**Data records**
::::

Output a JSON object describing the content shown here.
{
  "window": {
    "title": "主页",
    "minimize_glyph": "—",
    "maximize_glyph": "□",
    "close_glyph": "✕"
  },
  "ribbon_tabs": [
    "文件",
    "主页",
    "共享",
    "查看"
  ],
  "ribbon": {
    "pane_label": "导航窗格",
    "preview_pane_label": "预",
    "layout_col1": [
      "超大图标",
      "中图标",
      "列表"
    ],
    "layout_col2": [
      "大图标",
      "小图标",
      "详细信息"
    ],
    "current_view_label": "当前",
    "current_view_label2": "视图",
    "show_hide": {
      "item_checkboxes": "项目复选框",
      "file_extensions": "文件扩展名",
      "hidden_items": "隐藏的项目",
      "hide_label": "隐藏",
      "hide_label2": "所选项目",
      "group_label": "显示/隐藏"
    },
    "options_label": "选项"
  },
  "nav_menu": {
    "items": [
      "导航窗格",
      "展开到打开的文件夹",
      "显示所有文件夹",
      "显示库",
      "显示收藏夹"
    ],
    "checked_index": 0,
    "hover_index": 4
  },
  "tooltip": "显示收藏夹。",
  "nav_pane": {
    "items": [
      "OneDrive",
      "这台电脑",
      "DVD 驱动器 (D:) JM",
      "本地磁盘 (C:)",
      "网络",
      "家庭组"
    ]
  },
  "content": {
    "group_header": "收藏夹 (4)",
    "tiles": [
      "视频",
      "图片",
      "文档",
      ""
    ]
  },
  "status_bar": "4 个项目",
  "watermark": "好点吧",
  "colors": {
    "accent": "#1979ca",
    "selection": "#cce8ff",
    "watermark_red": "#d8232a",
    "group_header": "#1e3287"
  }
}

::::

**Instructions to follow**
Go through the entries and repeat each one exactly.

**Full response**
Output a JSON object describing the content shown here.
{
  "window": {
    "title": "主页",
    "minimize_glyph": "—",
    "maximize_glyph": "□",
    "close_glyph": "✕"
  },
  "ribbon_tabs": [
    "文件",
    "主页",
    "共享",
    "查看"
  ],
  "ribbon": {
    "pane_label": "导航窗格",
    "preview_pane_label": "预",
    "layout_col1": [
      "超大图标",
      "中图标",
      "列表"
    ],
    "layout_col2": [
      "大图标",
      "小图标",
      "详细信息"
    ],
    "current_view_label": "当前",
    "current_view_label2": "视图",
    "show_hide": {
      "item_checkboxes": "项目复选框",
      "file_extensions": "文件扩展名",
      "hidden_items": "隐藏的项目",
      "hide_label": "隐藏",
      "hide_label2": "所选项目",
      "group_label": "显示/隐藏"
    },
    "options_label": "选项"
  },
  "nav_menu": {
    "items": [
      "导航窗格",
      "展开到打开的文件夹",
      "显示所有文件夹",
      "显示库",
      "显示收藏夹"
    ],
    "checked_index": 0,
    "hover_index": 4
  },
  "tooltip": "显示收藏夹。",
  "nav_pane": {
    "items": [
      "OneDrive",
      "这台电脑",
      "DVD 驱动器 (D:) JM",
      "本地磁盘 (C:)",
      "网络",
      "家庭组"
    ]
  },
  "content": {
    "group_header": "收藏夹 (4)",
    "tiles": [
      "视频",
      "图片",
      "文档",
      ""
    ]
  },
  "status_bar": "4 个项目",
  "watermark": "好点吧",
  "colors": {
    "accent": "#1979ca",
    "selection": "#cce8ff",
    "watermark_red": "#d8232a",
    "group_header": "#1e3287"
  }
}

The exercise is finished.